##### ITEMS #####
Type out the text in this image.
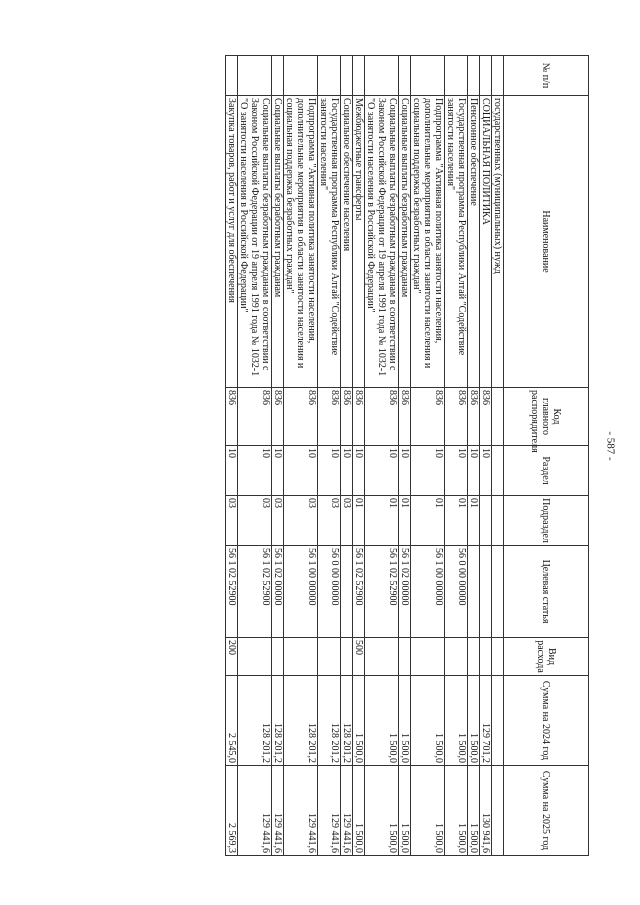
- 587 -
№ п/п	Наименование	Код главного распорядителя	Раздел	Подраздел	Целевая статья	Вид расхода	Сумма на 2024 год	Сумма на 2025 год
	государственных (муниципальных) нужд							
	СОЦИАЛЬНАЯ ПОЛИТИКА	836	10				129 701,2	130 941,6
	Пенсионное обеспечение	836	10	01			1 500,0	1 500,0
	Государственная программа Республики Алтай "Содействие занятости населения"	836	10	01	56 0 00 00000		1 500,0	1 500,0
	Подпрограмма "Активная политика занятости населения, дополнительные мероприятия в области занятости населения и социальная поддержка безработных граждан"	836	10	01	56 1 00 00000		1 500,0	1 500,0
	Социальные выплаты безработным гражданам	836	10	01	56 1 02 00000		1 500,0	1 500,0
	Социальные выплаты безработным гражданам в соответствии с Законом Российской Федерации от 19 апреля 1991 года № 1032-1 "О занятости населения в Российской Федерации"	836	10	01	56 1 02 52900		1 500,0	1 500,0
	Межбюджетные трансферты	836	10	01	56 1 02 52900	500	1 500,0	1 500,0
	Социальное обеспечение населения	836	10	03			128 201,2	129 441,6
	Государственная программа Республики Алтай "Содействие занятости населения"	836	10	03	56 0 00 00000		128 201,2	129 441,6
	Подпрограмма "Активная политика занятости населения, дополнительные мероприятия в области занятости населения и социальная поддержка безработных граждан"	836	10	03	56 1 00 00000		128 201,2	129 441,6
	Социальные выплаты безработным гражданам	836	10	03	56 1 02 00000		128 201,2	129 441,6
	Социальные выплаты безработным гражданам в соответствии с Законом Российской Федерации от 19 апреля 1991 года № 1032-1 "О занятости населения в Российской Федерации"	836	10	03	56 1 02 52900		128 201,2	129 441,6
	Закупка товаров, работ и услуг для обеспечения	836	10	03	56 1 02 52900	200	2 545,0	2 569,3
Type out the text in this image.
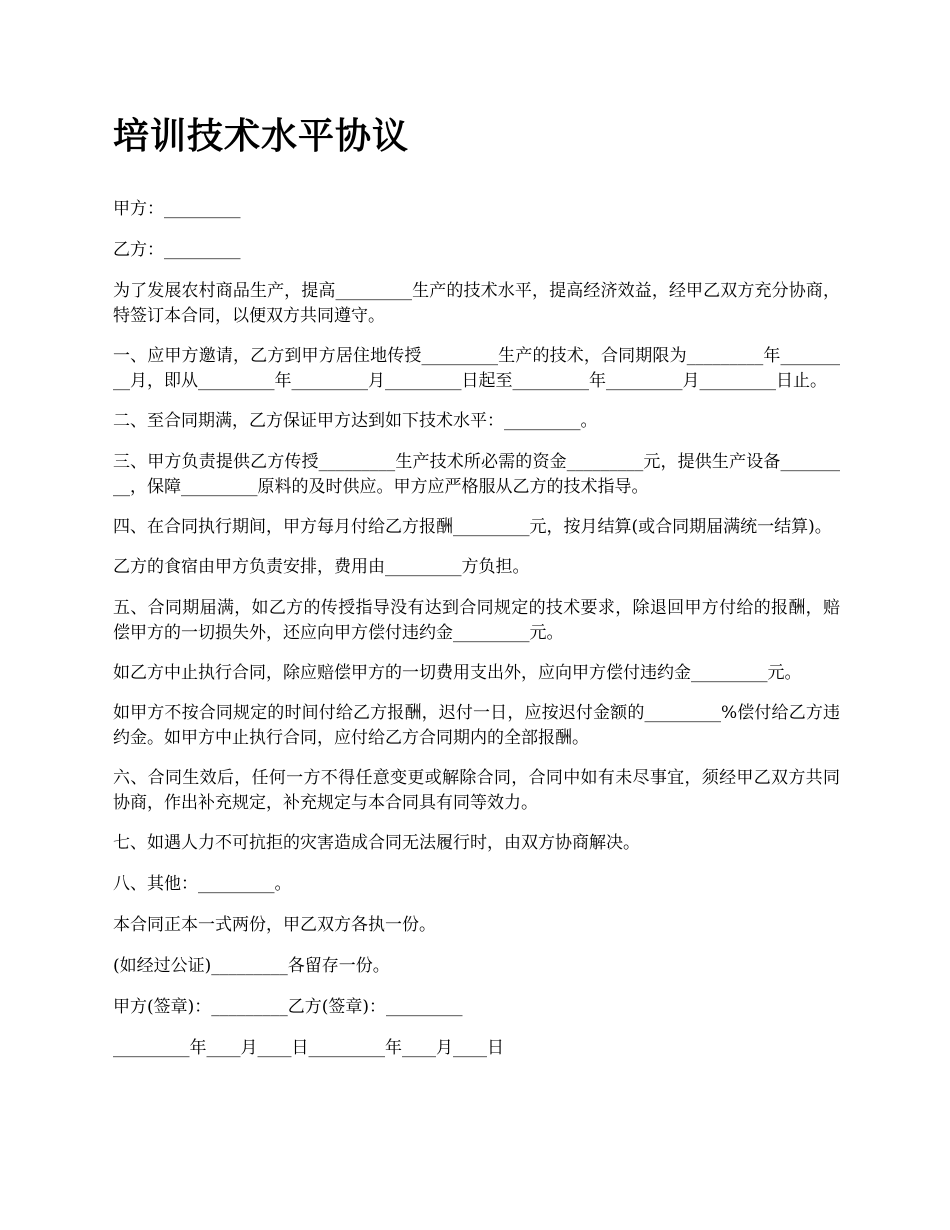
培训技术水平协议

甲方：_________

乙方：_________

为了发展农村商品生产，提高_________生产的技术水平，提高经济效益，经甲乙双方充分协商，特签订本合同，以便双方共同遵守。

一、应甲方邀请，乙方到甲方居住地传授_________生产的技术，合同期限为_________年_________月，即从_________年_________月_________日起至_________年_________月_________日止。

二、至合同期满，乙方保证甲方达到如下技术水平：_________。

三、甲方负责提供乙方传授_________生产技术所必需的资金_________元，提供生产设备_________，保障_________原料的及时供应。甲方应严格服从乙方的技术指导。

四、在合同执行期间，甲方每月付给乙方报酬_________元，按月结算(或合同期届满统一结算)。

乙方的食宿由甲方负责安排，费用由_________方负担。

五、合同期届满，如乙方的传授指导没有达到合同规定的技术要求，除退回甲方付给的报酬，赔偿甲方的一切损失外，还应向甲方偿付违约金_________元。

如乙方中止执行合同，除应赔偿甲方的一切费用支出外，应向甲方偿付违约金_________元。

如甲方不按合同规定的时间付给乙方报酬，迟付一日，应按迟付金额的_________%偿付给乙方违约金。如甲方中止执行合同，应付给乙方合同期内的全部报酬。

六、合同生效后，任何一方不得任意变更或解除合同，合同中如有未尽事宜，须经甲乙双方共同协商，作出补充规定，补充规定与本合同具有同等效力。

七、如遇人力不可抗拒的灾害造成合同无法履行时，由双方协商解决。

八、其他：_________。

本合同正本一式两份，甲乙双方各执一份。

(如经过公证)_________各留存一份。

甲方(签章)：_________乙方(签章)：_________

_________年____月____日_________年____月____日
#####
### DIRECTIVE
Return every line holding the word "года" from the records.

### TASK RESPONSE
	Социальные выплаты безработным гражданам в соответствии с Законом Российской Федерации от 19 апреля 1991 года № 1032-1 "О занятости населения в Российской Федерации"	836	10	01	56 1 02 52900		1 500,0	1 500,0
	Социальные выплаты безработным гражданам в соответствии с Законом Российской Федерации от 19 апреля 1991 года № 1032-1 "О занятости населения в Российской Федерации"	836	10	03	56 1 02 52900		128 201,2	129 441,6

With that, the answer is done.